If you want to apply an upstream fix (i.e. effectively to backport it), then you can add upstream's remote and cherry-pick if you like (or apply a patch in the usual manner); it's useful to say git cherry-pick -x in this case, as that will show where the patch came from for future reference.

Always Commit before attempting a build

Running a build attempt can modify your working tree, so always make sure you've committed your changes before attempting a build (which means you can use git clean -xdf and git reset --hard to restore your working tree afterwards). But you can just get the CI system to do the building for you :)

Making a Changelog Entry

Choosing a Version Number, backporting

Append +wmf1 to the version if building from the same distribution (making our version higher) or ~wmf1 if building from the next distribution (making our version lower)

The version number in debian/changelog determines the version number of the binaries you build. The version number wants to be higher than the version Debian ships in the distribution you want to install on, but lower than the version in the next distribution. For example, swift in Debian bookworm is version 2.30.0-4, and in Debian trixie is version 2.31.1-3. So if we're building a local package of swift for bookworm-wikimedia, then it wants to be a version higher than 2.30.0-4 and lower than 2.31.1-3. Achieve that by appending +wmf1 to the version number if building a package from the same release and appending ~wmf1 to the version if building a package from the next release. Then increment that integer when you make the next WMF-specific build.

Entries:

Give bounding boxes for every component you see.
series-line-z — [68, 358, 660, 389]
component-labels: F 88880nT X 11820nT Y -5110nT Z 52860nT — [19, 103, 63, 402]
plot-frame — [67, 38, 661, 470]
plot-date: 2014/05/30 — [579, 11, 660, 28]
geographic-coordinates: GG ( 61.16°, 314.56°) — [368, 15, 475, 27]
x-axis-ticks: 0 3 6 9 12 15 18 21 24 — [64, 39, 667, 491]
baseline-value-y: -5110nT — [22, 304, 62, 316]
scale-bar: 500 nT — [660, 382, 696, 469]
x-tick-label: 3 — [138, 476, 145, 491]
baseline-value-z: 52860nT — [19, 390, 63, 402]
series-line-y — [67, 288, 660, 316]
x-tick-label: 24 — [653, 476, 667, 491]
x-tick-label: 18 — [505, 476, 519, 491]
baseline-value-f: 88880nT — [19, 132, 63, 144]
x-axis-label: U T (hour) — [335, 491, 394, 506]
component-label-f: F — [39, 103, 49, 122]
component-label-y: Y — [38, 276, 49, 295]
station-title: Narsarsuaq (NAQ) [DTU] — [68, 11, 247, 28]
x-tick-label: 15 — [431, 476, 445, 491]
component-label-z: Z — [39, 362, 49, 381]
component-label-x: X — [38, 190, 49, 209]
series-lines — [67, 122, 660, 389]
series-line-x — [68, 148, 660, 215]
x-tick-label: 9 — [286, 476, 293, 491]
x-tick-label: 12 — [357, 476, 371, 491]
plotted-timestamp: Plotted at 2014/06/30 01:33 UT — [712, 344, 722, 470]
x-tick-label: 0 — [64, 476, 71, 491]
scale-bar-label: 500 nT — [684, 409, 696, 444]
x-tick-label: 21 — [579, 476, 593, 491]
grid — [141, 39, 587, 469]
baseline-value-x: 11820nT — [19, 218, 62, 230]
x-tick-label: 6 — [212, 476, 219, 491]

Challenges:
(1) For each statement below, say whether it agrees with the excerpt on building packages. Answer yes or no, and quote the words from the excerpt that decide it.
(a) Using git cherry-pick -x records where a patch came from.
(b) A build attempt leaves the working tree unchanged.
(c) Debian trixie ships swift at version 2.30.0-4.
(2) Please restate the excerpt on building packages word for word, between "Running a build" and "building for you :)", inclusive.

Responses per task:
(1)
(a) Yes: "it's useful to say git cherry-pick -x in this case, as that will show where the patch came from for future reference"
(b) No: "Running a build attempt can modify your working tree"
(c) No: "in Debian trixie is version 2.31.1-3"

(2)
Running a build attempt can modify your working tree, so always make sure you've committed your changes before attempting a build (which means you can use git clean -xdf and git reset --hard to restore your working tree afterwards). But you can just get the CI system to do the building for you :)